- **Exercise material**

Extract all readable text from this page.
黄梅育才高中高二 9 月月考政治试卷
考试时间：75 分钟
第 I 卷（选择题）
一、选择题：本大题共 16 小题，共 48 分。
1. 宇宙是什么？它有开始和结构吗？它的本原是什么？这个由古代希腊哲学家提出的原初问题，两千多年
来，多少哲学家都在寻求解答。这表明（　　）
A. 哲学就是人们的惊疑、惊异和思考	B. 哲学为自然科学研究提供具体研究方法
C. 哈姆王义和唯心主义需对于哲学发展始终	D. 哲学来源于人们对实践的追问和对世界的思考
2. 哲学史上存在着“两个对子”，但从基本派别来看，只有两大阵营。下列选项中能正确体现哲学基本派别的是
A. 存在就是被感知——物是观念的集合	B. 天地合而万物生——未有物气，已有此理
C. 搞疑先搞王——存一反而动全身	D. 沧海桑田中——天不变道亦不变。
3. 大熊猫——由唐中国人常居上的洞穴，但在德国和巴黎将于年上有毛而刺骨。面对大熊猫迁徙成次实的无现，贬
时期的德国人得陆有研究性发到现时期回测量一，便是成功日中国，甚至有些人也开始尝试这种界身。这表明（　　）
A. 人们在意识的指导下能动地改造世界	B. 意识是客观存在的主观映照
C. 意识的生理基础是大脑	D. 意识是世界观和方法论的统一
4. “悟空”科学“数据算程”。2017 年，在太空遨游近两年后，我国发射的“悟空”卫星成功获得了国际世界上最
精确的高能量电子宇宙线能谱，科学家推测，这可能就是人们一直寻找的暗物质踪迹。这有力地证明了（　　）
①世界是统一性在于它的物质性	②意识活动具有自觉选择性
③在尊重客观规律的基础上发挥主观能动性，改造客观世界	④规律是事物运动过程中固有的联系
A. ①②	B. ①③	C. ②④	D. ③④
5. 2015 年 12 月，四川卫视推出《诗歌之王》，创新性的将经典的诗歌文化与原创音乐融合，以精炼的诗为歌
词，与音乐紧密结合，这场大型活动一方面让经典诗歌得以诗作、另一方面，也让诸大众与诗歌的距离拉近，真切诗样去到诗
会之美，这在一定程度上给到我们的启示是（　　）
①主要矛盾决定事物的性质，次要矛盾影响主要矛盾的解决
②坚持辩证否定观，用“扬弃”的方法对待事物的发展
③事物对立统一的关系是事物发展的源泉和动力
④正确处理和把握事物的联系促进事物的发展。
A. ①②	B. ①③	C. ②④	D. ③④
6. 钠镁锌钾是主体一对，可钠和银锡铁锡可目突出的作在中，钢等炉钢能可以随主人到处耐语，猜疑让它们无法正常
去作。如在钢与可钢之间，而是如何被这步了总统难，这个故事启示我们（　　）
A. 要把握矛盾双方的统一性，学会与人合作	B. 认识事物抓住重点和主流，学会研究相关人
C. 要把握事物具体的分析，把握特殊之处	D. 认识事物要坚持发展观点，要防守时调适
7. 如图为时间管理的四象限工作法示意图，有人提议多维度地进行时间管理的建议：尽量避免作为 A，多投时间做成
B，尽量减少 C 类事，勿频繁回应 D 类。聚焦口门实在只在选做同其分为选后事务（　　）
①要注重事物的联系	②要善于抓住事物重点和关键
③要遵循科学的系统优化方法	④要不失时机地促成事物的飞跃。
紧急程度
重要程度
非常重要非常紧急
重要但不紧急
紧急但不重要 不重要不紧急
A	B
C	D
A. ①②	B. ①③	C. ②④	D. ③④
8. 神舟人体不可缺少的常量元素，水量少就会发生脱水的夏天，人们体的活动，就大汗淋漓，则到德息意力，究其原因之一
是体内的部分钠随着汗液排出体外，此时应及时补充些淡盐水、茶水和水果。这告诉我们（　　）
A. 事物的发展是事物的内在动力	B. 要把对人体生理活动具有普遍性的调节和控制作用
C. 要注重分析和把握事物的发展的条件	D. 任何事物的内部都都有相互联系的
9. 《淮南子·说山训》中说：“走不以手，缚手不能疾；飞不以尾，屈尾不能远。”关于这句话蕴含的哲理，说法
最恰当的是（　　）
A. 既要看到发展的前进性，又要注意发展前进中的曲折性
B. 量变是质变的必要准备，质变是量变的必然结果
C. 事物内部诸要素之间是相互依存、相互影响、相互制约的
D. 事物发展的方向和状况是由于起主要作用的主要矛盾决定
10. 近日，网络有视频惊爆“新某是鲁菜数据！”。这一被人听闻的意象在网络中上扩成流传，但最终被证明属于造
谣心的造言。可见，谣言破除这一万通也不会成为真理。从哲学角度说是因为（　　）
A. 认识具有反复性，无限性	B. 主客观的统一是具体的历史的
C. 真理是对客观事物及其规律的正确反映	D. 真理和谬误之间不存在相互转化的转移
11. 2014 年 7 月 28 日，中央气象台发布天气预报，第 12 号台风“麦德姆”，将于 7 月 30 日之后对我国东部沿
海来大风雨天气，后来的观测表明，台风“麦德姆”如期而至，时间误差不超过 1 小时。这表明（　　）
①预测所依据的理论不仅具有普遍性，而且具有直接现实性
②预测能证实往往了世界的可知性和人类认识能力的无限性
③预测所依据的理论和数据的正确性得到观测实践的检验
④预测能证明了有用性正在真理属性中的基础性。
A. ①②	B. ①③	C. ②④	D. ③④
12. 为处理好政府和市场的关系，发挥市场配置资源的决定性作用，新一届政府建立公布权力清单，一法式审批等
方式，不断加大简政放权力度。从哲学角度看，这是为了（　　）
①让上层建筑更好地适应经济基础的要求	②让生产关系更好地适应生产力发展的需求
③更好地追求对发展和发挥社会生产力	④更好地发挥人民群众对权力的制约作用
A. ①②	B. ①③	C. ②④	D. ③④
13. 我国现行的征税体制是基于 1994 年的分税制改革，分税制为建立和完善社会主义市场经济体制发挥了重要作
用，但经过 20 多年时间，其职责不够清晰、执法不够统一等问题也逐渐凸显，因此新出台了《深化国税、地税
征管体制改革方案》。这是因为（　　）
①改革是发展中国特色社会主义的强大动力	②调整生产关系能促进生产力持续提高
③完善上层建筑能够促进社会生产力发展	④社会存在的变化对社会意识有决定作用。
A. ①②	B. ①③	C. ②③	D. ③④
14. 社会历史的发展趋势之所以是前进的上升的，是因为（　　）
...
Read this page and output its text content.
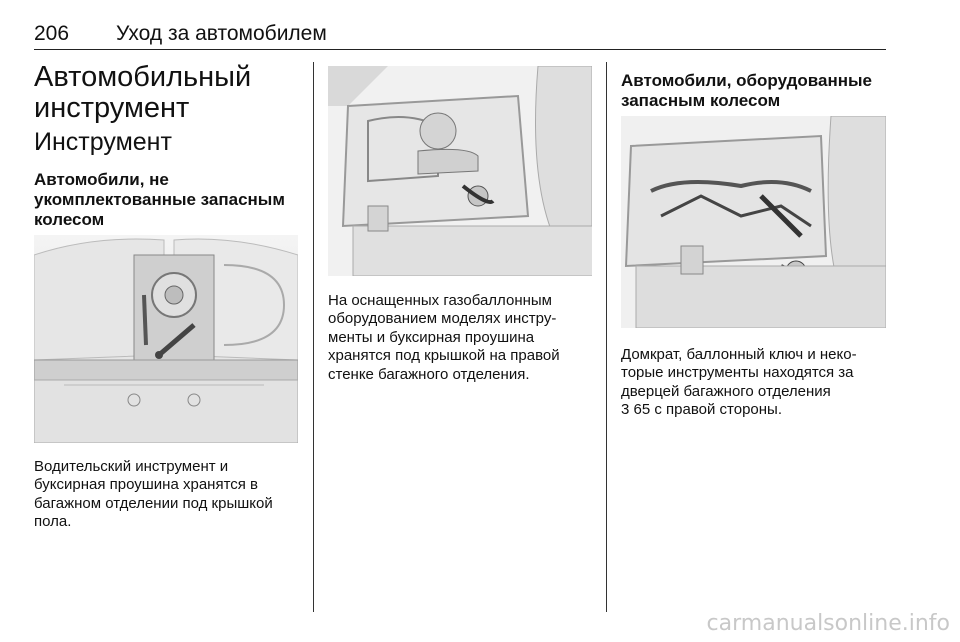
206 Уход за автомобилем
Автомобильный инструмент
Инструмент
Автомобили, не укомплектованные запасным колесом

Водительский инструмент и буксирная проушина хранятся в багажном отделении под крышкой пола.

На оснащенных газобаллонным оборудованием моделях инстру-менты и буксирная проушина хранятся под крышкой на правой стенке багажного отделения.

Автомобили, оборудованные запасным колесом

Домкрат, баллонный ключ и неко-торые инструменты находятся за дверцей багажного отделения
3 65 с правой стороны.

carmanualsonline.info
--
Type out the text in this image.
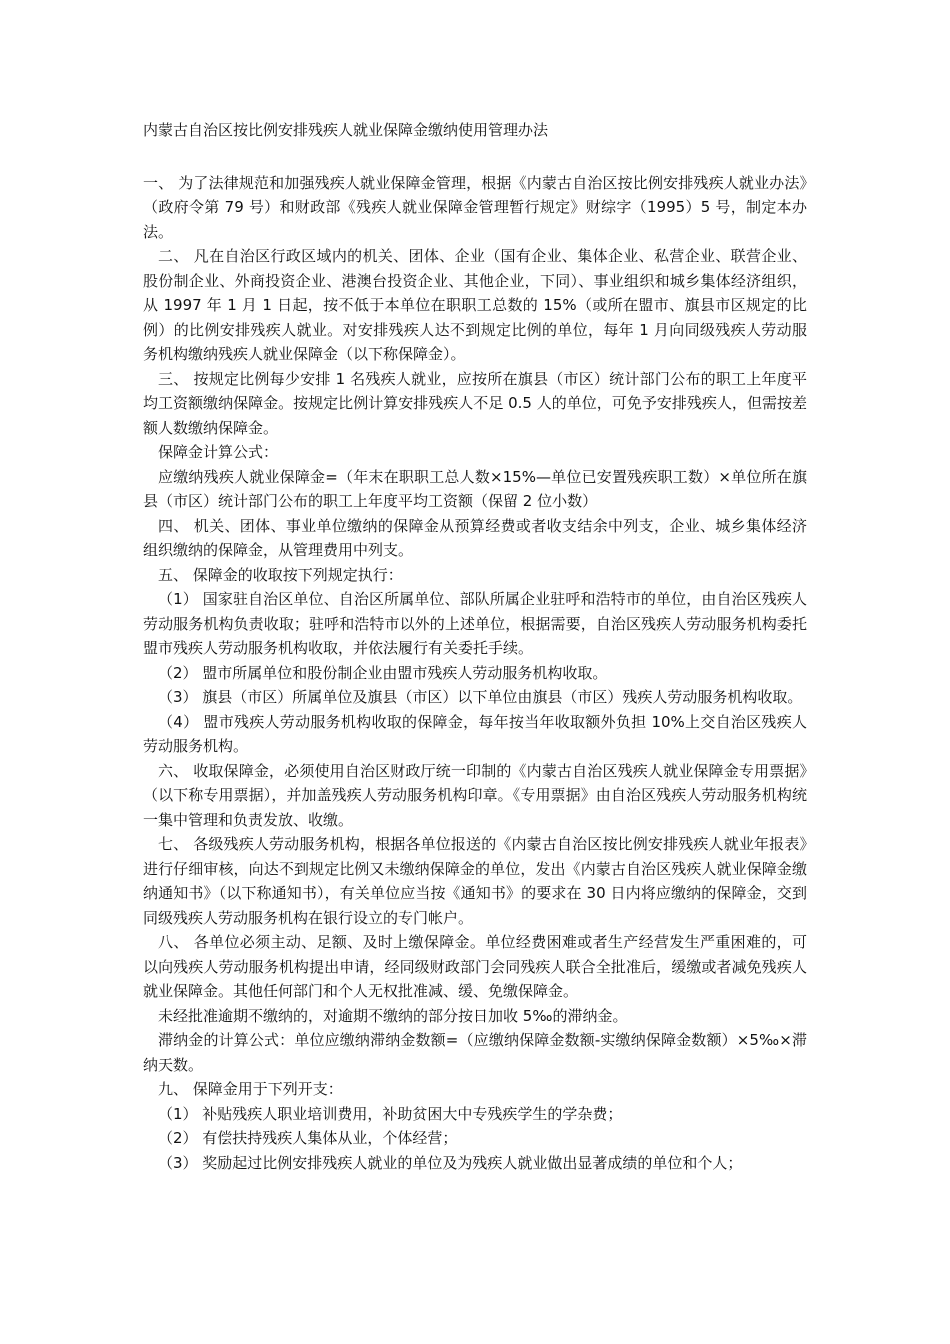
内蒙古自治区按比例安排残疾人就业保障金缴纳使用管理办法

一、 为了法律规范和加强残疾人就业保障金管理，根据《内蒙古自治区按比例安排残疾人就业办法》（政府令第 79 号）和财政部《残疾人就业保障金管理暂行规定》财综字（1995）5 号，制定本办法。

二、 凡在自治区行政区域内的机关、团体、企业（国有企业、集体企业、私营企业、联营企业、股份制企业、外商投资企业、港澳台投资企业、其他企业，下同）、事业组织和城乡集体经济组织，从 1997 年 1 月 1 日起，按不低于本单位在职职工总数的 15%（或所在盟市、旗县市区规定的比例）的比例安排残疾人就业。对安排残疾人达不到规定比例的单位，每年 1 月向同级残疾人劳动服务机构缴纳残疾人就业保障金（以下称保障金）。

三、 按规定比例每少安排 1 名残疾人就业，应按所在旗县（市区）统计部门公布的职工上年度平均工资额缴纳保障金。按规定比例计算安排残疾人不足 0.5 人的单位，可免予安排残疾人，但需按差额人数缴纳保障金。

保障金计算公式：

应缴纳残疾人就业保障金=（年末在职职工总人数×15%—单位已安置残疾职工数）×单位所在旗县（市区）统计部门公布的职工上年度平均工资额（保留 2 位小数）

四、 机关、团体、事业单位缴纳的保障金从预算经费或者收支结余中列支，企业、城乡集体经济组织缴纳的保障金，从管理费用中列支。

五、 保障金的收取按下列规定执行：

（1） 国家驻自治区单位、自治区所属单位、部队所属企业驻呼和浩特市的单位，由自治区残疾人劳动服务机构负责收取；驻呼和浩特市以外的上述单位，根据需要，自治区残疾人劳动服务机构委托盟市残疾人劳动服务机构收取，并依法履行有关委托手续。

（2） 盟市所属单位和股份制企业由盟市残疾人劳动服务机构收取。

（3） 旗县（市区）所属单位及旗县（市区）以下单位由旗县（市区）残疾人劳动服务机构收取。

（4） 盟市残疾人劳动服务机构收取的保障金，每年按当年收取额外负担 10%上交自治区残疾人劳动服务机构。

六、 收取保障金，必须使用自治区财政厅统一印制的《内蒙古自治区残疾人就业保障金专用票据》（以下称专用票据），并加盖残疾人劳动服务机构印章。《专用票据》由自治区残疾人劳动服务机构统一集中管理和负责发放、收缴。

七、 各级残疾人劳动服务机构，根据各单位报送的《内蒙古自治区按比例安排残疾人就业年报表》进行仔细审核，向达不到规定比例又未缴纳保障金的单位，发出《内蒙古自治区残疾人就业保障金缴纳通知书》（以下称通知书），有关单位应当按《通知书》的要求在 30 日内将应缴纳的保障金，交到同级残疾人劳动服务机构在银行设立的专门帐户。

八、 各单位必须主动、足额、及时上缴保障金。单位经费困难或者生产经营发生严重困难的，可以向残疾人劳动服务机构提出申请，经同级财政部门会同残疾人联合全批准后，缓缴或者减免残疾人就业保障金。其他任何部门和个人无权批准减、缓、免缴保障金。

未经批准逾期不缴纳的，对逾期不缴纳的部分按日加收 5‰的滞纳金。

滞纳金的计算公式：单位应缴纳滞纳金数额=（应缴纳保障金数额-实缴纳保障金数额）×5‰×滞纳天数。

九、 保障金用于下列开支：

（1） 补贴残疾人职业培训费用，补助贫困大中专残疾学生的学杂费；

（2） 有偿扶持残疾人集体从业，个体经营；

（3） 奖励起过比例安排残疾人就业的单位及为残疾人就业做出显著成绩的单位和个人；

- **Task to complete**
Look for lines containing the string "this" and copy them all.

- **Response**
Extract all readable text from this page.
Read this page and output its text content.
Type out the text in this image.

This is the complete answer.